*Instructions to follow:* Every line below that holds the string "医保保障管理事务" should be copied out.

*Data rows:*

--- BEGIN ---

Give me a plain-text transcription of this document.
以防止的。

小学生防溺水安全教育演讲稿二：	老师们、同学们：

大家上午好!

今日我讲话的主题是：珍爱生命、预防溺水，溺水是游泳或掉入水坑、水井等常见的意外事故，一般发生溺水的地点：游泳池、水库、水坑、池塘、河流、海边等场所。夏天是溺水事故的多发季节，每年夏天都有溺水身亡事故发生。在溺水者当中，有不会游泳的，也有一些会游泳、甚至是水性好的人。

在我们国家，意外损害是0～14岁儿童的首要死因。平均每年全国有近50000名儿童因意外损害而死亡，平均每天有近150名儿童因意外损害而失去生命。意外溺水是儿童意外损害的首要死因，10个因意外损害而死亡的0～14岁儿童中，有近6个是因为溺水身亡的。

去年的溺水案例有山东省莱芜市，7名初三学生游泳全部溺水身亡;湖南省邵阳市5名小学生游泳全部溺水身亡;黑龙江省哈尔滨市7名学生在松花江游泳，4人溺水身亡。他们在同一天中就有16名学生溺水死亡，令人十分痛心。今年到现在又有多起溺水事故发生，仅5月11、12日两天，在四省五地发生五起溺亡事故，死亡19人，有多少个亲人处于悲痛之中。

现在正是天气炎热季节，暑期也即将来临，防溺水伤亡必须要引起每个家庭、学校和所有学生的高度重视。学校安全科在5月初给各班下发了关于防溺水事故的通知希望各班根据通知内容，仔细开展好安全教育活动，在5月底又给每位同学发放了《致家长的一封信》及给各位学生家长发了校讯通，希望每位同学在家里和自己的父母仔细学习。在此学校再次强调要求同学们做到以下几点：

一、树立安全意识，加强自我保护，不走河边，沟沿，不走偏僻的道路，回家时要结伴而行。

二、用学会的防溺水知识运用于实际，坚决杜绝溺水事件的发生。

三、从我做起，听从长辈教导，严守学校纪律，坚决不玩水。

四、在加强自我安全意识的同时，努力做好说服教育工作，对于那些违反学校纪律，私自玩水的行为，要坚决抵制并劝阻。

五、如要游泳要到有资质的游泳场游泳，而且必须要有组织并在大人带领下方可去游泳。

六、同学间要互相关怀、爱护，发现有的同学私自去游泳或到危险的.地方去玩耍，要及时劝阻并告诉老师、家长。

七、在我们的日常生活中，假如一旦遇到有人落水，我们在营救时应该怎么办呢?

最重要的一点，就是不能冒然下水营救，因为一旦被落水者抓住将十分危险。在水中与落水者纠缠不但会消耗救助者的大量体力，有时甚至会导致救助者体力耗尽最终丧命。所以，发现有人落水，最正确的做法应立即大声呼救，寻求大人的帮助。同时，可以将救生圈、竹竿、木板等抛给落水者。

--- END ---
--- BEGIN ---

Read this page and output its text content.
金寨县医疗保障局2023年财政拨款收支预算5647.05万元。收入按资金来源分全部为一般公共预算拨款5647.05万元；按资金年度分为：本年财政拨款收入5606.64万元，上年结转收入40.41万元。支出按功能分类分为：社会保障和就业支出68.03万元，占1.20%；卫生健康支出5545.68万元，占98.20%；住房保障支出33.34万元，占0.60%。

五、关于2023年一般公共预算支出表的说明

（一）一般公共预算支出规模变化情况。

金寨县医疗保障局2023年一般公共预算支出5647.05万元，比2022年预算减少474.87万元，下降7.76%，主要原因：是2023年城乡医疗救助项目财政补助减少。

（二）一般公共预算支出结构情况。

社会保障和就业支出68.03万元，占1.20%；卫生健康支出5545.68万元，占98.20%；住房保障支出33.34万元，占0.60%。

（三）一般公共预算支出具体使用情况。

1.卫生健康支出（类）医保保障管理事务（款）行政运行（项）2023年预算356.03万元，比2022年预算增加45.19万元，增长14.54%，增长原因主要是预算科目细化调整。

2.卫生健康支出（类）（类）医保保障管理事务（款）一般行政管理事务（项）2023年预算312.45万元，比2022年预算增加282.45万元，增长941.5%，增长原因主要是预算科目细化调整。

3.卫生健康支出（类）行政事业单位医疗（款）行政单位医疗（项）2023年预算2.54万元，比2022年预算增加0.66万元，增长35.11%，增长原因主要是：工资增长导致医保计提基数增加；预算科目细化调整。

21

--- END ---
--- BEGIN ---

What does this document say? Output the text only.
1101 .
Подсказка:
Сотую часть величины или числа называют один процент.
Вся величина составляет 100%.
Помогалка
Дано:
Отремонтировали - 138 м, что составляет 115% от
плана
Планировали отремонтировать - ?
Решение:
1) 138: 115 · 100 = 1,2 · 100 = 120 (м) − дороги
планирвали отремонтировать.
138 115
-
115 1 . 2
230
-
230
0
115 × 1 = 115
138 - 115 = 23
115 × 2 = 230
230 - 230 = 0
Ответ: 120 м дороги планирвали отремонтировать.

--- END ---

*Written response:*
1.卫生健康支出（类）医保保障管理事务（款）行政运行（项）2023年预算356.03万元，比2022年预算增加45.19万元，增长14.54%，增长原因主要是预算科目细化调整。
2.卫生健康支出（类）（类）医保保障管理事务（款）一般行政管理事务（项）2023年预算312.45万元，比2022年预算增加282.45万元，增长941.5%，增长原因主要是预算科目细化调整。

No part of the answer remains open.